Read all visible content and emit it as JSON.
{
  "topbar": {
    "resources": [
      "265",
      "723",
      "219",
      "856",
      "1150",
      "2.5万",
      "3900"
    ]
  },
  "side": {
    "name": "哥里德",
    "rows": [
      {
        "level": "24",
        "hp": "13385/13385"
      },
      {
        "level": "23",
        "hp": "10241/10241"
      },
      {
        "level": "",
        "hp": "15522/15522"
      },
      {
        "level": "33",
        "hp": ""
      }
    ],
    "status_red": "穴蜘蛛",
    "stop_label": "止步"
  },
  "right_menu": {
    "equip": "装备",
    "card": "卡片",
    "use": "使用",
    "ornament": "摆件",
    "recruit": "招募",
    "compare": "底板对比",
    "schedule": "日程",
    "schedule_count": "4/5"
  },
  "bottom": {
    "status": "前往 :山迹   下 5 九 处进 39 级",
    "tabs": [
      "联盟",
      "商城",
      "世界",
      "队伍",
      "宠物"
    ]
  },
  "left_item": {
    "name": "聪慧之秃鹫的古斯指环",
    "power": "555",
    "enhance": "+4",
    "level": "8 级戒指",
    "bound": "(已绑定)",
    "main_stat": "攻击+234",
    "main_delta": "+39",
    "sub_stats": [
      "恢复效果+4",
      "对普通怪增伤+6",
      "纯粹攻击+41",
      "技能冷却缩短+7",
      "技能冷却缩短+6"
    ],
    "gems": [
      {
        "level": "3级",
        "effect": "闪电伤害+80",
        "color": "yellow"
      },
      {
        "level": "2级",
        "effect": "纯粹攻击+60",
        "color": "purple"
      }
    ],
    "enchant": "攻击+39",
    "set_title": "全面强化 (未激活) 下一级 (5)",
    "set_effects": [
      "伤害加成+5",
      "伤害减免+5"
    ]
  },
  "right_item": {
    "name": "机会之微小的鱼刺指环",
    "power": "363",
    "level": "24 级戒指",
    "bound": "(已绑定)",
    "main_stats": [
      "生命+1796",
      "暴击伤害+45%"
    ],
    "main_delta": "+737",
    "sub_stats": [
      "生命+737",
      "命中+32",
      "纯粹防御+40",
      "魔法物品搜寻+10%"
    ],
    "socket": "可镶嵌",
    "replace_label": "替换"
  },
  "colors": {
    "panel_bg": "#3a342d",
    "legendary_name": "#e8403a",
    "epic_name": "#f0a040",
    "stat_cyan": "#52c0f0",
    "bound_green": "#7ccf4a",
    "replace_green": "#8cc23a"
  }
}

━━━━━━━━━━━━━━━━

Given request
Go back to the listing above and please repeat it exactly.

In response
Read all visible content and emit it as JSON.
{
  "topbar": {
    "resources": [
      "265",
      "723",
      "219",
      "856",
      "1150",
      "2.5万",
      "3900"
    ]
  },
  "side": {
    "name": "哥里德",
    "rows": [
      {
        "level": "24",
        "hp": "13385/13385"
      },
      {
        "level": "23",
        "hp": "10241/10241"
      },
      {
        "level": "",
        "hp": "15522/15522"
      },
      {
        "level": "33",
        "hp": ""
      }
    ],
    "status_red": "穴蜘蛛",
    "stop_label": "止步"
  },
  "right_menu": {
    "equip": "装备",
    "card": "卡片",
    "use": "使用",
    "ornament": "摆件",
    "recruit": "招募",
    "compare": "底板对比",
    "schedule": "日程",
    "schedule_count": "4/5"
  },
  "bottom": {
    "status": "前往 :山迹   下 5 九 处进 39 级",
    "tabs": [
      "联盟",
      "商城",
      "世界",
      "队伍",
      "宠物"
    ]
  },
  "left_item": {
    "name": "聪慧之秃鹫的古斯指环",
    "power": "555",
    "enhance": "+4",
    "level": "8 级戒指",
    "bound": "(已绑定)",
    "main_stat": "攻击+234",
    "main_delta": "+39",
    "sub_stats": [
      "恢复效果+4",
      "对普通怪增伤+6",
      "纯粹攻击+41",
      "技能冷却缩短+7",
      "技能冷却缩短+6"
    ],
    "gems": [
      {
        "level": "3级",
        "effect": "闪电伤害+80",
        "color": "yellow"
      },
      {
        "level": "2级",
        "effect": "纯粹攻击+60",
        "color": "purple"
      }
    ],
    "enchant": "攻击+39",
    "set_title": "全面强化 (未激活) 下一级 (5)",
    "set_effects": [
      "伤害加成+5",
      "伤害减免+5"
    ]
  },
  "right_item": {
    "name": "机会之微小的鱼刺指环",
    "power": "363",
    "level": "24 级戒指",
    "bound": "(已绑定)",
    "main_stats": [
      "生命+1796",
      "暴击伤害+45%"
    ],
    "main_delta": "+737",
    "sub_stats": [
      "生命+737",
      "命中+32",
      "纯粹防御+40",
      "魔法物品搜寻+10%"
    ],
    "socket": "可镶嵌",
    "replace_label": "替换"
  },
  "colors": {
    "panel_bg": "#3a342d",
    "legendary_name": "#e8403a",
    "epic_name": "#f0a040",
    "stat_cyan": "#52c0f0",
    "bound_green": "#7ccf4a",
    "replace_green": "#8cc23a"
  }
}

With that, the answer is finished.